* [Material for the task]
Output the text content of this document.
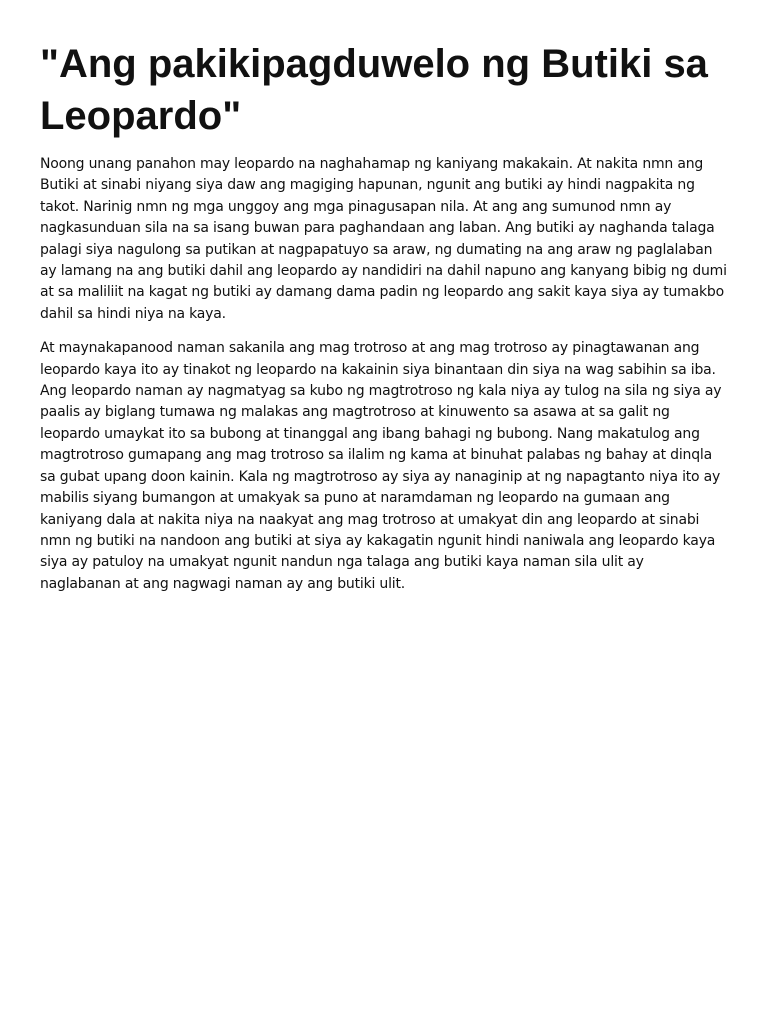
"Ang pakikipagduwelo ng Butiki sa Leopardo"

Noong unang panahon may leopardo na naghahamap ng kaniyang makakain. At nakita nmn ang Butiki at sinabi niyang siya daw ang magiging hapunan, ngunit ang butiki ay hindi nagpakita ng takot. Narinig nmn ng mga unggoy ang mga pinagusapan nila. At ang ang sumunod nmn ay nagkasunduan sila na sa isang buwan para paghandaan ang laban. Ang butiki ay naghanda talaga palagi siya nagulong sa putikan at nagpapatuyo sa araw, ng dumating na ang araw ng paglalaban ay lamang na ang butiki dahil ang leopardo ay nandidiri na dahil napuno ang kanyang bibig ng dumi at sa maliliit na kagat ng butiki ay damang dama padin ng leopardo ang sakit kaya siya ay tumakbo dahil sa hindi niya na kaya.

At maynakapanood naman sakanila ang mag trotroso at ang mag trotroso ay pinagtawanan ang leopardo kaya ito ay tinakot ng leopardo na kakainin siya binantaan din siya na wag sabihin sa iba. Ang leopardo naman ay nagmatyag sa kubo ng magtrotroso ng kala niya ay tulog na sila ng siya ay paalis ay biglang tumawa ng malakas ang magtrotroso at kinuwento sa asawa at sa galit ng leopardo umaykat ito sa bubong at tinanggal ang ibang bahagi ng bubong. Nang makatulog ang magtrotroso gumapang ang mag trotroso sa ilalim ng kama at binuhat palabas ng bahay at dinqla sa gubat upang doon kainin. Kala ng magtrotroso ay siya ay nanaginip at ng napagtanto niya ito ay mabilis siyang bumangon at umakyak sa puno at naramdaman ng leopardo na gumaan ang kaniyang dala at nakita niya na naakyat ang mag trotroso at umakyat din ang leopardo at sinabi nmn ng butiki na nandoon ang butiki at siya ay kakagatin ngunit hindi naniwala ang leopardo kaya siya ay patuloy na umakyat ngunit nandun nga talaga ang butiki kaya naman sila ulit ay naglabanan at ang nagwagi naman ay ang butiki ulit.
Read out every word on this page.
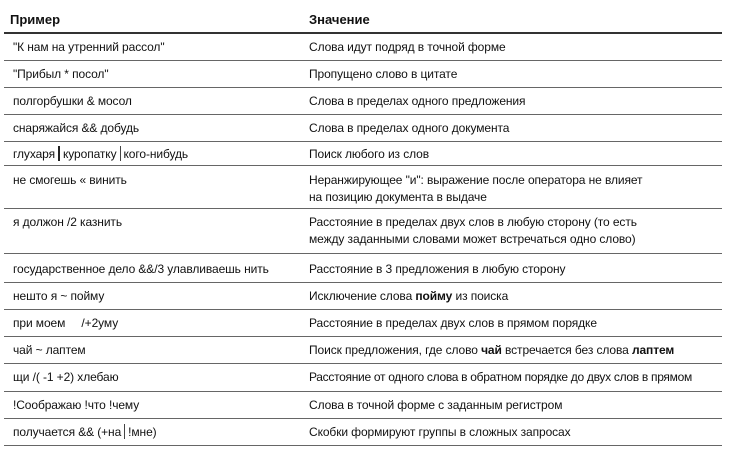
Пример	Значение
"К нам на утренний рассол"	Слова идут подряд в точной форме
"Прибыл * посол"	Пропущено слово в цитате
полгорбушки & мосол	Слова в пределах одного предложения
снаряжайся && добудь	Слова в пределах одного документа
глухаря куропатку кого-нибудь	Поиск любого из слов
не смогешь « винить	Неранжирующее "и": выражение после оператора не влияет
на позицию документа в выдаче
я должон /2 казнить	Расстояние в пределах двух слов в любую сторону (то есть
между заданными словами может встречаться одно слово)
государственное дело &&/3 улавливаешь нить	Расстояние в 3 предложения в любую сторону
нешто я ~ пойму	Исключение слова пойму из поиска
при моем     /+2уму	Расстояние в пределах двух слов в прямом порядке
чай ~ лаптем	Поиск предложения, где слово чай встречается без слова лаптем
щи /( -1 +2) хлебаю	Расстояние от одного слова в обратном порядке до двух слов в прямом
!Соображаю !что !чему	Слова в точной форме с заданным регистром
получается && (+на !мне)	Скобки формируют группы в сложных запросах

* [Task goal] Copy all the lines of data exactly as they appear, dropping any images.

* [Full answer]
Output the text content of this document.
"Ang pakikipagduwelo ng Butiki sa Leopardo"

Noong unang panahon may leopardo na naghahamap ng kaniyang makakain. At nakita nmn ang Butiki at sinabi niyang siya daw ang magiging hapunan, ngunit ang butiki ay hindi nagpakita ng takot. Narinig nmn ng mga unggoy ang mga pinagusapan nila. At ang ang sumunod nmn ay nagkasunduan sila na sa isang buwan para paghandaan ang laban. Ang butiki ay naghanda talaga palagi siya nagulong sa putikan at nagpapatuyo sa araw, ng dumating na ang araw ng paglalaban ay lamang na ang butiki dahil ang leopardo ay nandidiri na dahil napuno ang kanyang bibig ng dumi at sa maliliit na kagat ng butiki ay damang dama padin ng leopardo ang sakit kaya siya ay tumakbo dahil sa hindi niya na kaya.

At maynakapanood naman sakanila ang mag trotroso at ang mag trotroso ay pinagtawanan ang leopardo kaya ito ay tinakot ng leopardo na kakainin siya binantaan din siya na wag sabihin sa iba. Ang leopardo naman ay nagmatyag sa kubo ng magtrotroso ng kala niya ay tulog na sila ng siya ay paalis ay biglang tumawa ng malakas ang magtrotroso at kinuwento sa asawa at sa galit ng leopardo umaykat ito sa bubong at tinanggal ang ibang bahagi ng bubong. Nang makatulog ang magtrotroso gumapang ang mag trotroso sa ilalim ng kama at binuhat palabas ng bahay at dinqla sa gubat upang doon kainin. Kala ng magtrotroso ay siya ay nanaginip at ng napagtanto niya ito ay mabilis siyang bumangon at umakyak sa puno at naramdaman ng leopardo na gumaan ang kaniyang dala at nakita niya na naakyat ang mag trotroso at umakyat din ang leopardo at sinabi nmn ng butiki na nandoon ang butiki at siya ay kakagatin ngunit hindi naniwala ang leopardo kaya siya ay patuloy na umakyat ngunit nandun nga talaga ang butiki kaya naman sila ulit ay naglabanan at ang nagwagi naman ay ang butiki ulit.
Read out every word on this page.
Пример	Значение
"К нам на утренний рассол"	Слова идут подряд в точной форме
"Прибыл * посол"	Пропущено слово в цитате
полгорбушки & мосол	Слова в пределах одного предложения
снаряжайся && добудь	Слова в пределах одного документа
глухаря куропатку кого-нибудь	Поиск любого из слов
не смогешь « винить	Неранжирующее "и": выражение после оператора не влияет
на позицию документа в выдаче
я должон /2 казнить	Расстояние в пределах двух слов в любую сторону (то есть
между заданными словами может встречаться одно слово)
государственное дело &&/3 улавливаешь нить	Расстояние в 3 предложения в любую сторону
нешто я ~ пойму	Исключение слова пойму из поиска
при моем     /+2уму	Расстояние в пределах двух слов в прямом порядке
чай ~ лаптем	Поиск предложения, где слово чай встречается без слова лаптем
щи /( -1 +2) хлебаю	Расстояние от одного слова в обратном порядке до двух слов в прямом
!Соображаю !что !чему	Слова в точной форме с заданным регистром
получается && (+на !мне)	Скобки формируют группы в сложных запросах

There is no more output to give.